Exercise objective: Copy out each line in the material below that has the word "days".

Data lines:

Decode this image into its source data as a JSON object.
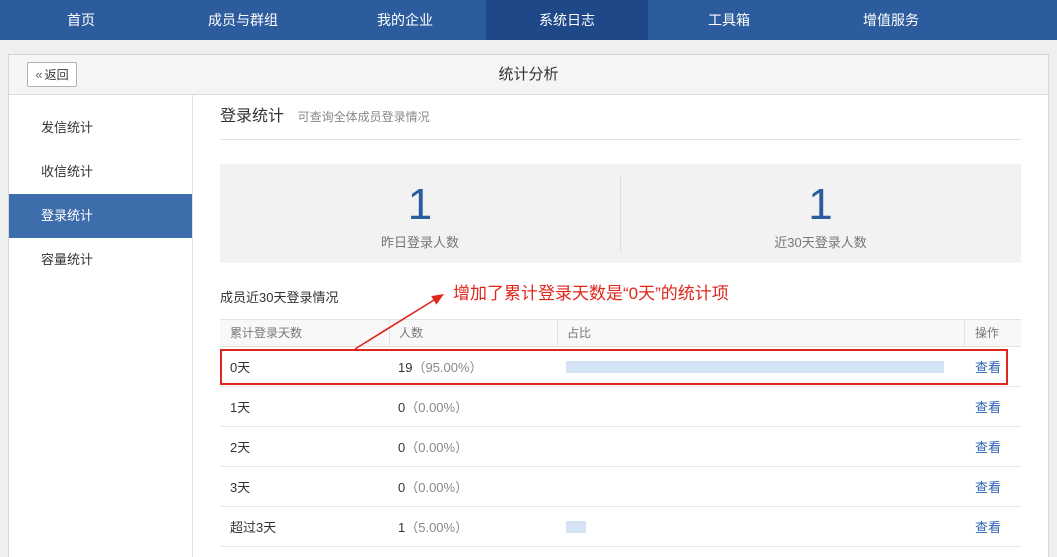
{
  "colors": {
    "nav_bg": "#2d5c9e",
    "nav_active_bg": "#1e4888",
    "sidebar_active_bg": "#3d6dab",
    "stat_number": "#2d5c9e",
    "link": "#2b63b1",
    "ratio_bar": "#d4e4f4",
    "annotation": "#e0251b"
  },
  "nav": {
    "items": [
      {
        "label": "首页",
        "active": false
      },
      {
        "label": "成员与群组",
        "active": false
      },
      {
        "label": "我的企业",
        "active": false
      },
      {
        "label": "系统日志",
        "active": true
      },
      {
        "label": "工具箱",
        "active": false
      },
      {
        "label": "增值服务",
        "active": false
      }
    ]
  },
  "header": {
    "back_icon": "double-chevron-left-icon",
    "back_label": "返回",
    "title": "统计分析"
  },
  "sidebar": {
    "items": [
      {
        "label": "发信统计",
        "active": false
      },
      {
        "label": "收信统计",
        "active": false
      },
      {
        "label": "登录统计",
        "active": true
      },
      {
        "label": "容量统计",
        "active": false
      }
    ]
  },
  "section": {
    "title": "登录统计",
    "subtitle": "可查询全体成员登录情况"
  },
  "stats": [
    {
      "value": "1",
      "label": "昨日登录人数"
    },
    {
      "value": "1",
      "label": "近30天登录人数"
    }
  ],
  "table": {
    "title": "成员近30天登录情况",
    "headers": [
      "累计登录天数",
      "人数",
      "占比",
      "操作"
    ],
    "rows": [
      {
        "days": "0天",
        "count": "19",
        "percent": "（95.00%）",
        "ratio": 0.95,
        "action": "查看"
      },
      {
        "days": "1天",
        "count": "0",
        "percent": "（0.00%）",
        "ratio": 0,
        "action": "查看"
      },
      {
        "days": "2天",
        "count": "0",
        "percent": "（0.00%）",
        "ratio": 0,
        "action": "查看"
      },
      {
        "days": "3天",
        "count": "0",
        "percent": "（0.00%）",
        "ratio": 0,
        "action": "查看"
      },
      {
        "days": "超过3天",
        "count": "1",
        "percent": "（5.00%）",
        "ratio": 0.05,
        "action": "查看"
      }
    ]
  },
  "annotation": {
    "text": "增加了累计登录天数是“0天”的统计项"
  }
}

Solution:
        "days": "0天",
        "days": "1天",
        "days": "2天",
        "days": "3天",
        "days": "超过3天",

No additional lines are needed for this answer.